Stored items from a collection
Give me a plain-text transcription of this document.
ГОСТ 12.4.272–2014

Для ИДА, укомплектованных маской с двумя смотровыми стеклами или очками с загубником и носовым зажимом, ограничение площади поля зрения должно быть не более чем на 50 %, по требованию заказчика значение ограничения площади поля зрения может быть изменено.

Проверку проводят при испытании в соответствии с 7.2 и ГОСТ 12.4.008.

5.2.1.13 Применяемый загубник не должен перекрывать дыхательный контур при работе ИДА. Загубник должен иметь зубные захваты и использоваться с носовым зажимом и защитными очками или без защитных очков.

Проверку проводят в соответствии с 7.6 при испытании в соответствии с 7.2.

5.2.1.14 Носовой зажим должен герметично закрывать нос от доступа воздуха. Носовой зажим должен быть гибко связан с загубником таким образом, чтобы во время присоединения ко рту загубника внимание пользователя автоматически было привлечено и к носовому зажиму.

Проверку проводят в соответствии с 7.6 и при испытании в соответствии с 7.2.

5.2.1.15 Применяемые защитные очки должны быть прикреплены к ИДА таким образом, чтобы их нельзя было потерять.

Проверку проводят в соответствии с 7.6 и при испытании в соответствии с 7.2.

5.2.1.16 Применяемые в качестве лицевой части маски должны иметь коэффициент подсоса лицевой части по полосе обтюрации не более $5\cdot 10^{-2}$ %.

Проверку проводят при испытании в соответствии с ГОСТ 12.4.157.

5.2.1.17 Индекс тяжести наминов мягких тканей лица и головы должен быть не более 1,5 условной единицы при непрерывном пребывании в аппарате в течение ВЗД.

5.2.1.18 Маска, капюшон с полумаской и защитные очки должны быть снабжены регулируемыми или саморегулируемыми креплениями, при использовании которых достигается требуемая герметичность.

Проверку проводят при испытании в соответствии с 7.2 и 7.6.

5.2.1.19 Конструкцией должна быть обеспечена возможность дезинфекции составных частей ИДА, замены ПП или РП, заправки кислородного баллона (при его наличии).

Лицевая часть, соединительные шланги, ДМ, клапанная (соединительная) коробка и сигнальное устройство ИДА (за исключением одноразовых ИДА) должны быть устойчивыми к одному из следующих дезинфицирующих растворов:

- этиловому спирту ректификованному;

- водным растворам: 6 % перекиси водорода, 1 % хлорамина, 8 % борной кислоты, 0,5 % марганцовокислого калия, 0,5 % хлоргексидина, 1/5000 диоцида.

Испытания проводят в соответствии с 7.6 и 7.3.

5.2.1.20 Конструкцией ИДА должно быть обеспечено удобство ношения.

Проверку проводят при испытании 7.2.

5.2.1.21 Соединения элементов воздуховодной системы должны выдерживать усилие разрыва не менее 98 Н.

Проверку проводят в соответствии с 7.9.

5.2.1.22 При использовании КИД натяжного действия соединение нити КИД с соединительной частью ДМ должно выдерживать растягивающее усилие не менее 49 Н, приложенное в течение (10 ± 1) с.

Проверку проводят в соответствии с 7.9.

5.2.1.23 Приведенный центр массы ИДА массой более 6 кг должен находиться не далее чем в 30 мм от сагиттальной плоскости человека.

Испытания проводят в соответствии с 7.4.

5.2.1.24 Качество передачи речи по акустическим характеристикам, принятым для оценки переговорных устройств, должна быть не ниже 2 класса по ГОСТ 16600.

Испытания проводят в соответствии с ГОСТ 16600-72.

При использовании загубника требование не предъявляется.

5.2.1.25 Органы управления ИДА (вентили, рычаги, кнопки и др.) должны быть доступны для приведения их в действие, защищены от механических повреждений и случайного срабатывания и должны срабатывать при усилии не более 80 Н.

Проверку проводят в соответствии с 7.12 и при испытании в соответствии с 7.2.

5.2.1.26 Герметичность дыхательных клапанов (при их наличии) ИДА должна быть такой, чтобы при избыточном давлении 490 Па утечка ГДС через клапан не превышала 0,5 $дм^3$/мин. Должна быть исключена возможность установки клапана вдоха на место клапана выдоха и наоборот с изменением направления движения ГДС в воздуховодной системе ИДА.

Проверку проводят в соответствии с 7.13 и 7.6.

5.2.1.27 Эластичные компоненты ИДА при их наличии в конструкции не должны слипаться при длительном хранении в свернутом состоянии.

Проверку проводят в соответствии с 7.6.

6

Objective - Transcribe all of the material exactly. Omit nothing.

Output -
Give me a plain-text transcription of this document.
ГОСТ 12.4.272–2014

Для ИДА, укомплектованных маской с двумя смотровыми стеклами или очками с загубником и носовым зажимом, ограничение площади поля зрения должно быть не более чем на 50 %, по требованию заказчика значение ограничения площади поля зрения может быть изменено.

Проверку проводят при испытании в соответствии с 7.2 и ГОСТ 12.4.008.

5.2.1.13 Применяемый загубник не должен перекрывать дыхательный контур при работе ИДА. Загубник должен иметь зубные захваты и использоваться с носовым зажимом и защитными очками или без защитных очков.

Проверку проводят в соответствии с 7.6 при испытании в соответствии с 7.2.

5.2.1.14 Носовой зажим должен герметично закрывать нос от доступа воздуха. Носовой зажим должен быть гибко связан с загубником таким образом, чтобы во время присоединения ко рту загубника внимание пользователя автоматически было привлечено и к носовому зажиму.

Проверку проводят в соответствии с 7.6 и при испытании в соответствии с 7.2.

5.2.1.15 Применяемые защитные очки должны быть прикреплены к ИДА таким образом, чтобы их нельзя было потерять.

Проверку проводят в соответствии с 7.6 и при испытании в соответствии с 7.2.

5.2.1.16 Применяемые в качестве лицевой части маски должны иметь коэффициент подсоса лицевой части по полосе обтюрации не более $5\cdot 10^{-2}$ %.

Проверку проводят при испытании в соответствии с ГОСТ 12.4.157.

5.2.1.17 Индекс тяжести наминов мягких тканей лица и головы должен быть не более 1,5 условной единицы при непрерывном пребывании в аппарате в течение ВЗД.

5.2.1.18 Маска, капюшон с полумаской и защитные очки должны быть снабжены регулируемыми или саморегулируемыми креплениями, при использовании которых достигается требуемая герметичность.

Проверку проводят при испытании в соответствии с 7.2 и 7.6.

5.2.1.19 Конструкцией должна быть обеспечена возможность дезинфекции составных частей ИДА, замены ПП или РП, заправки кислородного баллона (при его наличии).

Лицевая часть, соединительные шланги, ДМ, клапанная (соединительная) коробка и сигнальное устройство ИДА (за исключением одноразовых ИДА) должны быть устойчивыми к одному из следующих дезинфицирующих растворов:

- этиловому спирту ректификованному;

- водным растворам: 6 % перекиси водорода, 1 % хлорамина, 8 % борной кислоты, 0,5 % марганцовокислого калия, 0,5 % хлоргексидина, 1/5000 диоцида.

Испытания проводят в соответствии с 7.6 и 7.3.

5.2.1.20 Конструкцией ИДА должно быть обеспечено удобство ношения.

Проверку проводят при испытании 7.2.

5.2.1.21 Соединения элементов воздуховодной системы должны выдерживать усилие разрыва не менее 98 Н.

Проверку проводят в соответствии с 7.9.

5.2.1.22 При использовании КИД натяжного действия соединение нити КИД с соединительной частью ДМ должно выдерживать растягивающее усилие не менее 49 Н, приложенное в течение (10 ± 1) с.

Проверку проводят в соответствии с 7.9.

5.2.1.23 Приведенный центр массы ИДА массой более 6 кг должен находиться не далее чем в 30 мм от сагиттальной плоскости человека.

Испытания проводят в соответствии с 7.4.

5.2.1.24 Качество передачи речи по акустическим характеристикам, принятым для оценки переговорных устройств, должна быть не ниже 2 класса по ГОСТ 16600.

Испытания проводят в соответствии с ГОСТ 16600-72.

При использовании загубника требование не предъявляется.

5.2.1.25 Органы управления ИДА (вентили, рычаги, кнопки и др.) должны быть доступны для приведения их в действие, защищены от механических повреждений и случайного срабатывания и должны срабатывать при усилии не более 80 Н.

Проверку проводят в соответствии с 7.12 и при испытании в соответствии с 7.2.

5.2.1.26 Герметичность дыхательных клапанов (при их наличии) ИДА должна быть такой, чтобы при избыточном давлении 490 Па утечка ГДС через клапан не превышала 0,5 $дм^3$/мин. Должна быть исключена возможность установки клапана вдоха на место клапана выдоха и наоборот с изменением направления движения ГДС в воздуховодной системе ИДА.

Проверку проводят в соответствии с 7.13 и 7.6.

5.2.1.27 Эластичные компоненты ИДА при их наличии в конструкции не должны слипаться при длительном хранении в свернутом состоянии.

Проверку проводят в соответствии с 7.6.

6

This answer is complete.